Collect every line of the records below that contains the word "JSON".
++++++++++++++++++++
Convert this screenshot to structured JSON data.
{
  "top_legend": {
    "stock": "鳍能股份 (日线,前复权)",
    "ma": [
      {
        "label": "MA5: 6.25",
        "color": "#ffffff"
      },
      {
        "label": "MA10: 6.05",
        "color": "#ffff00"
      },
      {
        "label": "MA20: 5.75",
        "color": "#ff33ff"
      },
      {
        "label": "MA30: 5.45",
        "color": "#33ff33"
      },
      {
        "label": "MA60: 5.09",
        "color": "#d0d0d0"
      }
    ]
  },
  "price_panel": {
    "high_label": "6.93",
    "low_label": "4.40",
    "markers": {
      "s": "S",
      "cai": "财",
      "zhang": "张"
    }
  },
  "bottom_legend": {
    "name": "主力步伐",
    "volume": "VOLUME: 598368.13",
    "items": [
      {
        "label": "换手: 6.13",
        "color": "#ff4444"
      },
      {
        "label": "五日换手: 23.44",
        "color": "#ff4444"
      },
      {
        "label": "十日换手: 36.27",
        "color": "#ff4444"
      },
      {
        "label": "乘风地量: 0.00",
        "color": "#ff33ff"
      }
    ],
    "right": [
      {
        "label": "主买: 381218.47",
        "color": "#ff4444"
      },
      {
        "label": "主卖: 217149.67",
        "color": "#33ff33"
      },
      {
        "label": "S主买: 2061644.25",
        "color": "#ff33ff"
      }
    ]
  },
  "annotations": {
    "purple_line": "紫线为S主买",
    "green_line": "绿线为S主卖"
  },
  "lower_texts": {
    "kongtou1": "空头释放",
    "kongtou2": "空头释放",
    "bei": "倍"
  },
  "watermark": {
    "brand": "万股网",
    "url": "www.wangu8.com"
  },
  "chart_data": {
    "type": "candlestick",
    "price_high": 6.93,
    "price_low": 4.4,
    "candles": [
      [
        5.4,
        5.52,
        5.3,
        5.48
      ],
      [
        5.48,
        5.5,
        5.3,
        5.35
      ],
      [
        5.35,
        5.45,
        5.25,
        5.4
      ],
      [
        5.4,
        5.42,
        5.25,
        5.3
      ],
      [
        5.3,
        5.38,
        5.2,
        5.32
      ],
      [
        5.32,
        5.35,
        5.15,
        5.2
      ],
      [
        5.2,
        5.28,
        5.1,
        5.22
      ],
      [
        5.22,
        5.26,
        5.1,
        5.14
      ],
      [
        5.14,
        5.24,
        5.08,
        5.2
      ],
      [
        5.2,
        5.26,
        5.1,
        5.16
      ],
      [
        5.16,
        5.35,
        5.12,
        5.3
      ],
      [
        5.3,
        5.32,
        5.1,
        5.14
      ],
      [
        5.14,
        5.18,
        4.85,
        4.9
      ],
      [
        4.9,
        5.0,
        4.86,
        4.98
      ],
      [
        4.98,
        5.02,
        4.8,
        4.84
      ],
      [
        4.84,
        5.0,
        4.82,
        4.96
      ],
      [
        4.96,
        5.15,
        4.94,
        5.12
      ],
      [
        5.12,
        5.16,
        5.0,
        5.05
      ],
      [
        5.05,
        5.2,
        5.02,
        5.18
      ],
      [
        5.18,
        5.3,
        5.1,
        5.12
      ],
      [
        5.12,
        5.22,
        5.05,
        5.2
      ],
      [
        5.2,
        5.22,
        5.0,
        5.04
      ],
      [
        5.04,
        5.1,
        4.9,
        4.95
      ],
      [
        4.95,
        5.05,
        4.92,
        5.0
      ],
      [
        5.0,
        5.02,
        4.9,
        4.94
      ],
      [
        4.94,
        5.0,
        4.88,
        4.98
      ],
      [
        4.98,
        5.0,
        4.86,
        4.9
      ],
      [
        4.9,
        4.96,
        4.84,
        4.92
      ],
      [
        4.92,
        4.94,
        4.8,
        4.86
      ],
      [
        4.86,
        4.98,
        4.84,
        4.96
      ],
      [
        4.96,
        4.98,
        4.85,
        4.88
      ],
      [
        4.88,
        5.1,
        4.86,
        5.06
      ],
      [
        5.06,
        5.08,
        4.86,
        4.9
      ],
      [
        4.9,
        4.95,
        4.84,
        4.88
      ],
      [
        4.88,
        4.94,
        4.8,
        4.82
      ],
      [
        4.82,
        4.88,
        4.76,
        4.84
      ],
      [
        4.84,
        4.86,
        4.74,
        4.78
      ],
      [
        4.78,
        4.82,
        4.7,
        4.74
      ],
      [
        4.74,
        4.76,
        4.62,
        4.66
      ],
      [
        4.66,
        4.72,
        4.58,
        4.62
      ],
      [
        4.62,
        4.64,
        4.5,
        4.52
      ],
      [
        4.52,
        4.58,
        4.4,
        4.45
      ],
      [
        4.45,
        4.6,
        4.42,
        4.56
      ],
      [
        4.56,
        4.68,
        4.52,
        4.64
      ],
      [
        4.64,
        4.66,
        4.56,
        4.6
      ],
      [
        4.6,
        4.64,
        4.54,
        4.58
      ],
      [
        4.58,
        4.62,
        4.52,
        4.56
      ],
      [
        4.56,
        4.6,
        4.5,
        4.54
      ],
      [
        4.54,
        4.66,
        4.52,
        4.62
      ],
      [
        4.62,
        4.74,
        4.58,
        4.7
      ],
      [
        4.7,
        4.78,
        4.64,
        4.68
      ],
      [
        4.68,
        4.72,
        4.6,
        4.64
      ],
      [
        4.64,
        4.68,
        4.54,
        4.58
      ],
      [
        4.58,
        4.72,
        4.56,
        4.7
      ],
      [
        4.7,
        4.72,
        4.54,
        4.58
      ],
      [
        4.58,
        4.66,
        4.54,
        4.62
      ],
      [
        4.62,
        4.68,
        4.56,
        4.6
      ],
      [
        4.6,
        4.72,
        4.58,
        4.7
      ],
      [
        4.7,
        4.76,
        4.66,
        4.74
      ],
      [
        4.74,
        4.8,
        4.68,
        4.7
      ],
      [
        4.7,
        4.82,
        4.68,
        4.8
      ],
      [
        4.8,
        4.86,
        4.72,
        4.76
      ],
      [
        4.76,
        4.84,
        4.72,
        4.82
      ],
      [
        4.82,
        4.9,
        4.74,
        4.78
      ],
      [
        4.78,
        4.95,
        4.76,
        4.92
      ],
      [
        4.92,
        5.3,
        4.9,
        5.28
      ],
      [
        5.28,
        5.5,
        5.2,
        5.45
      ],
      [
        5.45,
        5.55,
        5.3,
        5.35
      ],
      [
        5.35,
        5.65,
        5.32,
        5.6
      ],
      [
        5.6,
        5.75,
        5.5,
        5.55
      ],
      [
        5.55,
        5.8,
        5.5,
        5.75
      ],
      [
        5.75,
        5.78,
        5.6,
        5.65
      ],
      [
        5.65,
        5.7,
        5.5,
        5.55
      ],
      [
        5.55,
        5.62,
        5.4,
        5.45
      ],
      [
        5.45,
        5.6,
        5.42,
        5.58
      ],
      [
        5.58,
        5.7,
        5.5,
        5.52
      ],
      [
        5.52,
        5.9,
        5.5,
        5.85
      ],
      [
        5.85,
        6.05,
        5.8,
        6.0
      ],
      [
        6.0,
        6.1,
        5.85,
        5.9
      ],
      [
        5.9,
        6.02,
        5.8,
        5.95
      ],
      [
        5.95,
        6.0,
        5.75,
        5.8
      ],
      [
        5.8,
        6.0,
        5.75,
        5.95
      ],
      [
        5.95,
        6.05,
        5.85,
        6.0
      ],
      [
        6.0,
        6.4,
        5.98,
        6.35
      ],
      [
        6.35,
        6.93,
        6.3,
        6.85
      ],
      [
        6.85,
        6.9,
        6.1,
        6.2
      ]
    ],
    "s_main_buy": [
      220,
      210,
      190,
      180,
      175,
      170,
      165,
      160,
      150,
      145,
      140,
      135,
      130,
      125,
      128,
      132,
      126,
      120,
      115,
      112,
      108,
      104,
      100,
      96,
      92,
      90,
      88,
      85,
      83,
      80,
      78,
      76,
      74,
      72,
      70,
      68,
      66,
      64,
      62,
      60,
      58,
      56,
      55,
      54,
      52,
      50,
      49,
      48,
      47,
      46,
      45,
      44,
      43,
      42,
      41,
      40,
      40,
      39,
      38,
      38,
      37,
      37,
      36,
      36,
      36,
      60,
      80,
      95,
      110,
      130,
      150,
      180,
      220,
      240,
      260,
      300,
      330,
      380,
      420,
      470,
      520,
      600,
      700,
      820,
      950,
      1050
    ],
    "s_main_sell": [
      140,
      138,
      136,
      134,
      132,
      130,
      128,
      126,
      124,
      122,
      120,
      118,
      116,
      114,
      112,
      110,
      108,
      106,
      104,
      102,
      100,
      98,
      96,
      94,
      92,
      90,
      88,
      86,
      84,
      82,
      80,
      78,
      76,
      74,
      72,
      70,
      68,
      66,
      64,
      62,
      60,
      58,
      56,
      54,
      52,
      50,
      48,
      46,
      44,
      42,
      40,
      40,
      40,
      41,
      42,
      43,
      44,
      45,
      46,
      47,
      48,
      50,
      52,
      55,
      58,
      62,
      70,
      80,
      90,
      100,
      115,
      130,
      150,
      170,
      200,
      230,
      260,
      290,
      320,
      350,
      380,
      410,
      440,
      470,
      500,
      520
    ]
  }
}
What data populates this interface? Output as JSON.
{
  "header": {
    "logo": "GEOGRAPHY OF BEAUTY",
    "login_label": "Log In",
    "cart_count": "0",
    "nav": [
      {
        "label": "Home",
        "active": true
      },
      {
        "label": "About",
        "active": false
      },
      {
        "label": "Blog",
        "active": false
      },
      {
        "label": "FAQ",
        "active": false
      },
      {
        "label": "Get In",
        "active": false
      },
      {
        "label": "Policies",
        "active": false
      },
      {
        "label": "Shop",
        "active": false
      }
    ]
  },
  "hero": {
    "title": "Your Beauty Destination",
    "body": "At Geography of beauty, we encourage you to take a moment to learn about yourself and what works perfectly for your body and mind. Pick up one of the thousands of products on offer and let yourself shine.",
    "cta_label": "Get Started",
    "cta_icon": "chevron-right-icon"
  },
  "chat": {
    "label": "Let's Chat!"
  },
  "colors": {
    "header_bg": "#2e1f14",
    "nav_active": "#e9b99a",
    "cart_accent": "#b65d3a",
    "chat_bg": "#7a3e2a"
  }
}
++++++++++++++++++++
> **EXERCISE ANSWER**
Convert this screenshot to structured JSON data.
What data populates this interface? Output as JSON.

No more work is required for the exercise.